Task directions → Retype all material exactly. Pictures stay out of the copy.

**********

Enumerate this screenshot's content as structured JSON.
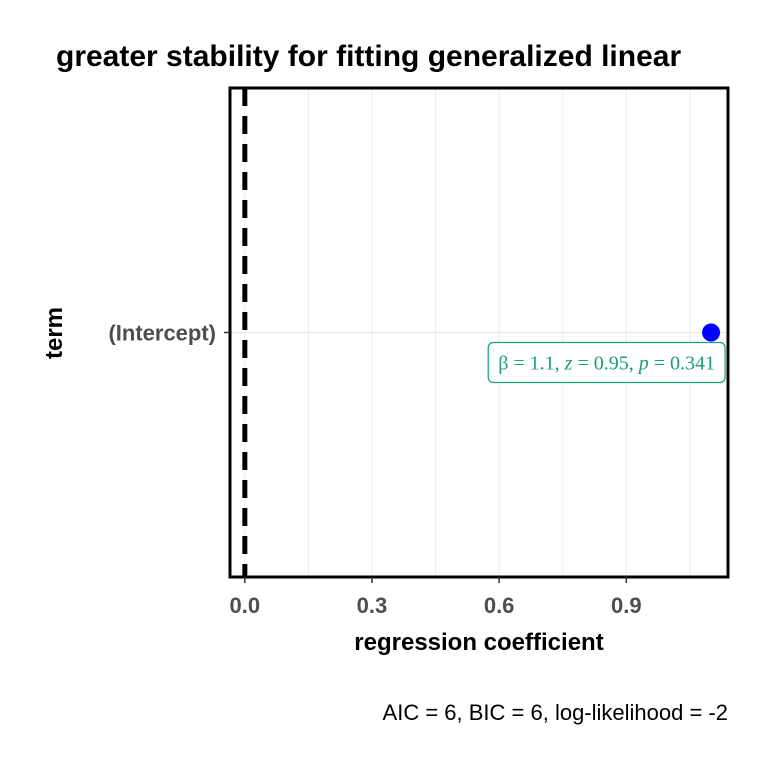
{
  "chart_data": {
    "type": "scatter",
    "title": "greater stability for fitting generalized linear",
    "xlabel": "regression coefficient",
    "ylabel": "term",
    "xlim": [
      -0.035,
      1.14
    ],
    "x_ticks": [
      0.0,
      0.3,
      0.6,
      0.9
    ],
    "x_tick_labels": [
      "0.0",
      "0.3",
      "0.6",
      "0.9"
    ],
    "categories": [
      "(Intercept)"
    ],
    "reference_line": {
      "x": 0,
      "style": "dashed",
      "color": "#000000"
    },
    "grid": true,
    "legend": "none",
    "points": [
      {
        "term": "(Intercept)",
        "estimate": 1.1,
        "color": "#0000ff",
        "label": {
          "beta_symbol": "β",
          "beta": "1.1",
          "z_symbol": "z",
          "z": "0.95",
          "p_symbol": "p",
          "p": "0.341",
          "color": "#1b9e77"
        }
      }
    ],
    "caption": "AIC = 6, BIC = 6, log-likelihood = -2"
  }
}
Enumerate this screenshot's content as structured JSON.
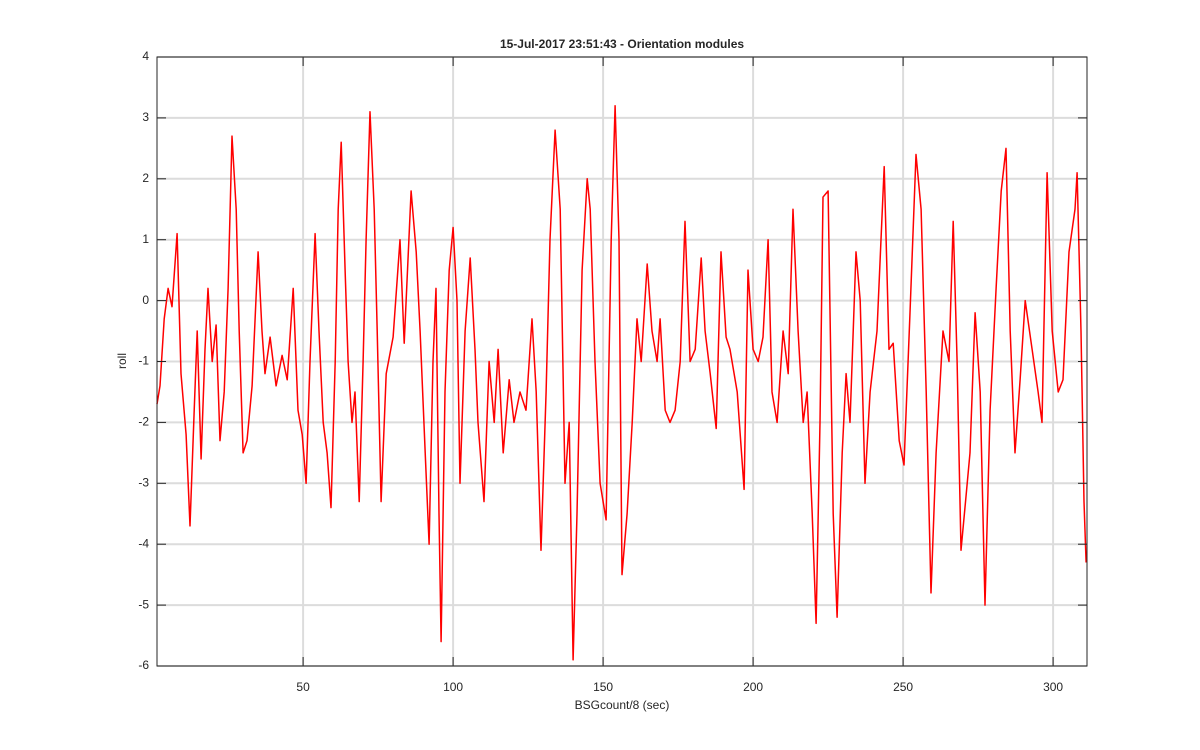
{
  "chart_data": {
    "type": "line",
    "title": "15-Jul-2017 23:51:43 - Orientation modules",
    "x_label": "BSGcount/8 (sec)",
    "y_label": "roll",
    "color": "#ff0000",
    "grid": true,
    "xlim": [
      1.3,
      311.3
    ],
    "ylim": [
      -6,
      4
    ],
    "xticks": [
      50,
      100,
      150,
      200,
      250,
      300
    ],
    "yticks": [
      -6,
      -5,
      -4,
      -3,
      -2,
      -1,
      0,
      1,
      2,
      3,
      4
    ],
    "x": [
      1.3,
      2.3,
      3.7,
      5,
      6.3,
      8,
      9.3,
      11,
      12.3,
      13.7,
      14.7,
      16,
      17.3,
      18.3,
      19.7,
      21,
      22.3,
      23.7,
      25,
      26.3,
      27.7,
      28.7,
      30,
      31.3,
      33,
      35,
      36.3,
      37.3,
      39,
      41,
      43,
      44.7,
      46.7,
      48.3,
      49.7,
      51,
      52.3,
      54,
      55.3,
      56.7,
      58,
      59.3,
      60.7,
      61.7,
      62.7,
      64,
      65,
      66.3,
      67.3,
      68.7,
      70,
      71,
      72.3,
      73.7,
      74.7,
      76,
      77.7,
      80,
      82.3,
      83.7,
      86,
      87.7,
      89,
      90.7,
      92,
      93.3,
      94.3,
      95.3,
      96,
      97.3,
      98.7,
      100,
      101.3,
      102.3,
      104,
      105.7,
      107.3,
      108.3,
      110.3,
      112,
      113.7,
      115,
      116.7,
      118.7,
      120.3,
      122.3,
      124.3,
      126.3,
      127.7,
      129.3,
      131,
      132.3,
      134,
      135.7,
      137.3,
      138.7,
      140,
      141.3,
      143,
      144.7,
      145.7,
      147.3,
      149,
      151,
      152.7,
      154,
      155.3,
      156.3,
      158,
      159.7,
      161.3,
      162.7,
      164.7,
      166.3,
      168,
      169,
      170.7,
      172.3,
      174,
      175.7,
      177.3,
      179,
      180.7,
      182.7,
      184,
      185.7,
      187.7,
      189.3,
      191,
      192.3,
      194.7,
      197,
      198.3,
      200,
      201.7,
      203.3,
      205,
      206.3,
      208,
      210,
      211.7,
      213.3,
      215,
      216.7,
      218,
      219.7,
      221,
      222.3,
      223.3,
      225,
      226.7,
      228,
      229.7,
      231,
      232.3,
      234.3,
      235.7,
      237.3,
      239,
      241.3,
      243.7,
      245.3,
      246.7,
      248.7,
      250.3,
      252.3,
      254.3,
      256,
      257.7,
      259.3,
      261,
      263.3,
      265.3,
      266.7,
      268,
      269.3,
      271,
      272.3,
      274,
      275.7,
      277.3,
      279,
      281,
      282.7,
      284.3,
      285.7,
      287.3,
      289,
      290.7,
      293,
      295,
      296.3,
      298,
      299.7,
      301.7,
      303.3,
      305.3,
      307.3,
      308,
      309.3,
      310.3,
      311
    ],
    "values": [
      -1.7,
      -1.4,
      -0.3,
      0.2,
      -0.1,
      1.1,
      -1.2,
      -2.2,
      -3.7,
      -1.8,
      -0.5,
      -2.6,
      -0.8,
      0.2,
      -1.0,
      -0.4,
      -2.3,
      -1.5,
      0.2,
      2.7,
      1.5,
      -0.5,
      -2.5,
      -2.3,
      -1.4,
      0.8,
      -0.5,
      -1.2,
      -0.6,
      -1.4,
      -0.9,
      -1.3,
      0.2,
      -1.8,
      -2.2,
      -3.0,
      -1.0,
      1.1,
      -0.5,
      -2.0,
      -2.5,
      -3.4,
      -1.0,
      1.5,
      2.6,
      0.5,
      -1.0,
      -2.0,
      -1.5,
      -3.3,
      -1.0,
      1.0,
      3.1,
      1.5,
      -0.5,
      -3.3,
      -1.2,
      -0.6,
      1.0,
      -0.7,
      1.8,
      0.8,
      -0.5,
      -2.5,
      -4.0,
      -1.0,
      0.2,
      -3.5,
      -5.6,
      -1.5,
      0.5,
      1.2,
      0.0,
      -3.0,
      -0.5,
      0.7,
      -0.8,
      -2.0,
      -3.3,
      -1.0,
      -2.0,
      -0.8,
      -2.5,
      -1.3,
      -2.0,
      -1.5,
      -1.8,
      -0.3,
      -1.5,
      -4.1,
      -1.5,
      1.0,
      2.8,
      1.5,
      -3.0,
      -2.0,
      -5.9,
      -3.5,
      0.5,
      2.0,
      1.5,
      -1.0,
      -3.0,
      -3.6,
      1.0,
      3.2,
      1.0,
      -4.5,
      -3.5,
      -2.0,
      -0.3,
      -1.0,
      0.6,
      -0.5,
      -1.0,
      -0.3,
      -1.8,
      -2.0,
      -1.8,
      -1.0,
      1.3,
      -1.0,
      -0.8,
      0.7,
      -0.5,
      -1.2,
      -2.1,
      0.8,
      -0.6,
      -0.8,
      -1.5,
      -3.1,
      0.5,
      -0.8,
      -1.0,
      -0.6,
      1.0,
      -1.5,
      -2.0,
      -0.5,
      -1.2,
      1.5,
      -0.5,
      -2.0,
      -1.5,
      -3.5,
      -5.3,
      -2.0,
      1.7,
      1.8,
      -3.5,
      -5.2,
      -2.5,
      -1.2,
      -2.0,
      0.8,
      0.0,
      -3.0,
      -1.5,
      -0.5,
      2.2,
      -0.8,
      -0.7,
      -2.3,
      -2.7,
      -0.2,
      2.4,
      1.5,
      -1.5,
      -4.8,
      -2.5,
      -0.5,
      -1.0,
      1.3,
      -1.0,
      -4.1,
      -3.2,
      -2.5,
      -0.2,
      -1.5,
      -5.0,
      -1.8,
      0.2,
      1.8,
      2.5,
      -0.5,
      -2.5,
      -1.3,
      0.0,
      -0.8,
      -1.5,
      -2.0,
      2.1,
      -0.5,
      -1.5,
      -1.3,
      0.8,
      1.5,
      2.1,
      -0.5,
      -3.3,
      -4.3
    ]
  }
}
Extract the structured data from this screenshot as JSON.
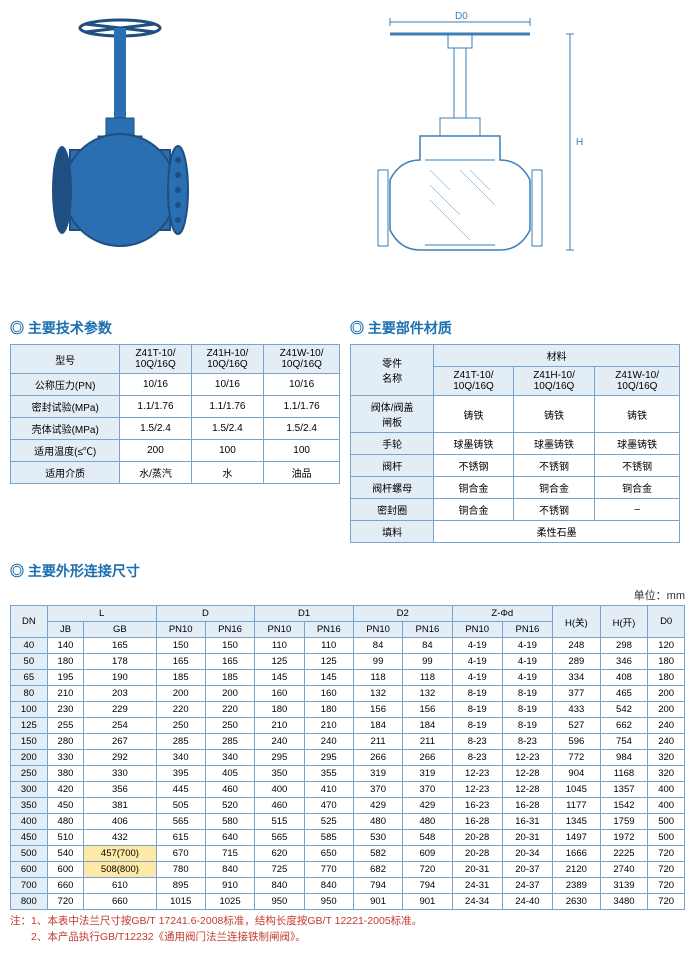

**********

Result of this exercise →
Enumerate this screenshot's content as structured JSON.
{
  "chart_data": {
    "type": "scatter",
    "title": "greater stability for fitting generalized linear",
    "xlabel": "regression coefficient",
    "ylabel": "term",
    "xlim": [
      -0.035,
      1.14
    ],
    "x_ticks": [
      0.0,
      0.3,
      0.6,
      0.9
    ],
    "x_tick_labels": [
      "0.0",
      "0.3",
      "0.6",
      "0.9"
    ],
    "categories": [
      "(Intercept)"
    ],
    "reference_line": {
      "x": 0,
      "style": "dashed",
      "color": "#000000"
    },
    "grid": true,
    "legend": "none",
    "points": [
      {
        "term": "(Intercept)",
        "estimate": 1.1,
        "color": "#0000ff",
        "label": {
          "beta_symbol": "β",
          "beta": "1.1",
          "z_symbol": "z",
          "z": "0.95",
          "p_symbol": "p",
          "p": "0.341",
          "color": "#1b9e77"
        }
      }
    ],
    "caption": "AIC = 6, BIC = 6, log-likelihood = -2"
  }
}
Enumerate this screenshot's content as structured JSON.
{
  "chart_data": {
    "type": "line",
    "title": "15-Jul-2017 23:51:43 - Orientation modules",
    "x_label": "BSGcount/8 (sec)",
    "y_label": "roll",
    "color": "#ff0000",
    "grid": true,
    "xlim": [
      1.3,
      311.3
    ],
    "ylim": [
      -6,
      4
    ],
    "xticks": [
      50,
      100,
      150,
      200,
      250,
      300
    ],
    "yticks": [
      -6,
      -5,
      -4,
      -3,
      -2,
      -1,
      0,
      1,
      2,
      3,
      4
    ],
    "x": [
      1.3,
      2.3,
      3.7,
      5,
      6.3,
      8,
      9.3,
      11,
      12.3,
      13.7,
      14.7,
      16,
      17.3,
      18.3,
      19.7,
      21,
      22.3,
      23.7,
      25,
      26.3,
      27.7,
      28.7,
      30,
      31.3,
      33,
      35,
      36.3,
      37.3,
      39,
      41,
      43,
      44.7,
      46.7,
      48.3,
      49.7,
      51,
      52.3,
      54,
      55.3,
      56.7,
      58,
      59.3,
      60.7,
      61.7,
      62.7,
      64,
      65,
      66.3,
      67.3,
      68.7,
      70,
      71,
      72.3,
      73.7,
      74.7,
      76,
      77.7,
      80,
      82.3,
      83.7,
      86,
      87.7,
      89,
      90.7,
      92,
      93.3,
      94.3,
      95.3,
      96,
      97.3,
      98.7,
      100,
      101.3,
      102.3,
      104,
      105.7,
      107.3,
      108.3,
      110.3,
      112,
      113.7,
      115,
      116.7,
      118.7,
      120.3,
      122.3,
      124.3,
      126.3,
      127.7,
      129.3,
      131,
      132.3,
      134,
      135.7,
      137.3,
      138.7,
      140,
      141.3,
      143,
      144.7,
      145.7,
      147.3,
      149,
      151,
      152.7,
      154,
      155.3,
      156.3,
      158,
      159.7,
      161.3,
      162.7,
      164.7,
      166.3,
      168,
      169,
      170.7,
      172.3,
      174,
      175.7,
      177.3,
      179,
      180.7,
      182.7,
      184,
      185.7,
      187.7,
      189.3,
      191,
      192.3,
      194.7,
      197,
      198.3,
      200,
      201.7,
      203.3,
      205,
      206.3,
      208,
      210,
      211.7,
      213.3,
      215,
      216.7,
      218,
      219.7,
      221,
      222.3,
      223.3,
      225,
      226.7,
      228,
      229.7,
      231,
      232.3,
      234.3,
      235.7,
      237.3,
      239,
      241.3,
      243.7,
      245.3,
      246.7,
      248.7,
      250.3,
      252.3,
      254.3,
      256,
      257.7,
      259.3,
      261,
      263.3,
      265.3,
      266.7,
      268,
      269.3,
      271,
      272.3,
      274,
      275.7,
      277.3,
      279,
      281,
      282.7,
      284.3,
      285.7,
      287.3,
      289,
      290.7,
      293,
      295,
      296.3,
      298,
      299.7,
      301.7,
      303.3,
      305.3,
      307.3,
      308,
      309.3,
      310.3,
      311
    ],
    "values": [
      -1.7,
      -1.4,
      -0.3,
      0.2,
      -0.1,
      1.1,
      -1.2,
      -2.2,
      -3.7,
      -1.8,
      -0.5,
      -2.6,
      -0.8,
      0.2,
      -1.0,
      -0.4,
      -2.3,
      -1.5,
      0.2,
      2.7,
      1.5,
      -0.5,
      -2.5,
      -2.3,
      -1.4,
      0.8,
      -0.5,
      -1.2,
      -0.6,
      -1.4,
      -0.9,
      -1.3,
      0.2,
      -1.8,
      -2.2,
      -3.0,
      -1.0,
      1.1,
      -0.5,
      -2.0,
      -2.5,
      -3.4,
      -1.0,
      1.5,
      2.6,
      0.5,
      -1.0,
      -2.0,
      -1.5,
      -3.3,
      -1.0,
      1.0,
      3.1,
      1.5,
      -0.5,
      -3.3,
      -1.2,
      -0.6,
      1.0,
      -0.7,
      1.8,
      0.8,
      -0.5,
      -2.5,
      -4.0,
      -1.0,
      0.2,
      -3.5,
      -5.6,
      -1.5,
      0.5,
      1.2,
      0.0,
      -3.0,
      -0.5,
      0.7,
      -0.8,
      -2.0,
      -3.3,
      -1.0,
      -2.0,
      -0.8,
      -2.5,
      -1.3,
      -2.0,
      -1.5,
      -1.8,
      -0.3,
      -1.5,
      -4.1,
      -1.5,
      1.0,
      2.8,
      1.5,
      -3.0,
      -2.0,
      -5.9,
      -3.5,
      0.5,
      2.0,
      1.5,
      -1.0,
      -3.0,
      -3.6,
      1.0,
      3.2,
      1.0,
      -4.5,
      -3.5,
      -2.0,
      -0.3,
      -1.0,
      0.6,
      -0.5,
      -1.0,
      -0.3,
      -1.8,
      -2.0,
      -1.8,
      -1.0,
      1.3,
      -1.0,
      -0.8,
      0.7,
      -0.5,
      -1.2,
      -2.1,
      0.8,
      -0.6,
      -0.8,
      -1.5,
      -3.1,
      0.5,
      -0.8,
      -1.0,
      -0.6,
      1.0,
      -1.5,
      -2.0,
      -0.5,
      -1.2,
      1.5,
      -0.5,
      -2.0,
      -1.5,
      -3.5,
      -5.3,
      -2.0,
      1.7,
      1.8,
      -3.5,
      -5.2,
      -2.5,
      -1.2,
      -2.0,
      0.8,
      0.0,
      -3.0,
      -1.5,
      -0.5,
      2.2,
      -0.8,
      -0.7,
      -2.3,
      -2.7,
      -0.2,
      2.4,
      1.5,
      -1.5,
      -4.8,
      -2.5,
      -0.5,
      -1.0,
      1.3,
      -1.0,
      -4.1,
      -3.2,
      -2.5,
      -0.2,
      -1.5,
      -5.0,
      -1.8,
      0.2,
      1.8,
      2.5,
      -0.5,
      -2.5,
      -1.3,
      0.0,
      -0.8,
      -1.5,
      -2.0,
      2.1,
      -0.5,
      -1.5,
      -1.3,
      0.8,
      1.5,
      2.1,
      -0.5,
      -3.3,
      -4.3
    ]
  }
}
Extract the structured data from this screenshot as JSON.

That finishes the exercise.